§ **Requirement**: Give all of the lines again, with nothing added or dropped.

§ **Stored data**:
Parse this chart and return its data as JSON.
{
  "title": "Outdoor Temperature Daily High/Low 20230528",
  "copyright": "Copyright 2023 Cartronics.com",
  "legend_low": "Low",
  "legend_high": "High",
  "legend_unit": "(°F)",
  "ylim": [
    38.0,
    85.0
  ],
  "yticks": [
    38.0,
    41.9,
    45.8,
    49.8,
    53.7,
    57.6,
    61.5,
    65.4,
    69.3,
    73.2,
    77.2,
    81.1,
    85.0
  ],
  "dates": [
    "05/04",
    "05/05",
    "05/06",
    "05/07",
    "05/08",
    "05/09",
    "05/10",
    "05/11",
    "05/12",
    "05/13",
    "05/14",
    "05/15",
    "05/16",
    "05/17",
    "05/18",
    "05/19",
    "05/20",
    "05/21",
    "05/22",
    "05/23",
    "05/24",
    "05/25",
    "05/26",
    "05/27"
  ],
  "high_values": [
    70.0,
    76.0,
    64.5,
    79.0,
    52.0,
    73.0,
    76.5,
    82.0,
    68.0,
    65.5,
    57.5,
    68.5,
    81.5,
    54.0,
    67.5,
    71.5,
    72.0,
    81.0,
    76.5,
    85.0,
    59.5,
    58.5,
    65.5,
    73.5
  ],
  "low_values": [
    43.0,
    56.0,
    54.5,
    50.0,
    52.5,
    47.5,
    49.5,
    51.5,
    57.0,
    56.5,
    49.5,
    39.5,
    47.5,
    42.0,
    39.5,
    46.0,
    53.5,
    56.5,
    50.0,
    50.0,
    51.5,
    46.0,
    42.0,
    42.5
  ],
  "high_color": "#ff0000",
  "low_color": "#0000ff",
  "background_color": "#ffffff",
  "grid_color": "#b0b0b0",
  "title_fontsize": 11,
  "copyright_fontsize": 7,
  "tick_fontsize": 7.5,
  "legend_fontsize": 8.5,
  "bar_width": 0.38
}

§ **Written solution**:
Parse this chart and return its data as JSON.
{
  "title": "Outdoor Temperature Daily High/Low 20230528",
  "copyright": "Copyright 2023 Cartronics.com",
  "legend_low": "Low",
  "legend_high": "High",
  "legend_unit": "(°F)",
  "ylim": [
    38.0,
    85.0
  ],
  "yticks": [
    38.0,
    41.9,
    45.8,
    49.8,
    53.7,
    57.6,
    61.5,
    65.4,
    69.3,
    73.2,
    77.2,
    81.1,
    85.0
  ],
  "dates": [
    "05/04",
    "05/05",
    "05/06",
    "05/07",
    "05/08",
    "05/09",
    "05/10",
    "05/11",
    "05/12",
    "05/13",
    "05/14",
    "05/15",
    "05/16",
    "05/17",
    "05/18",
    "05/19",
    "05/20",
    "05/21",
    "05/22",
    "05/23",
    "05/24",
    "05/25",
    "05/26",
    "05/27"
  ],
  "high_values": [
    70.0,
    76.0,
    64.5,
    79.0,
    52.0,
    73.0,
    76.5,
    82.0,
    68.0,
    65.5,
    57.5,
    68.5,
    81.5,
    54.0,
    67.5,
    71.5,
    72.0,
    81.0,
    76.5,
    85.0,
    59.5,
    58.5,
    65.5,
    73.5
  ],
  "low_values": [
    43.0,
    56.0,
    54.5,
    50.0,
    52.5,
    47.5,
    49.5,
    51.5,
    57.0,
    56.5,
    49.5,
    39.5,
    47.5,
    42.0,
    39.5,
    46.0,
    53.5,
    56.5,
    50.0,
    50.0,
    51.5,
    46.0,
    42.0,
    42.5
  ],
  "high_color": "#ff0000",
  "low_color": "#0000ff",
  "background_color": "#ffffff",
  "grid_color": "#b0b0b0",
  "title_fontsize": 11,
  "copyright_fontsize": 7,
  "tick_fontsize": 7.5,
  "legend_fontsize": 8.5,
  "bar_width": 0.38
}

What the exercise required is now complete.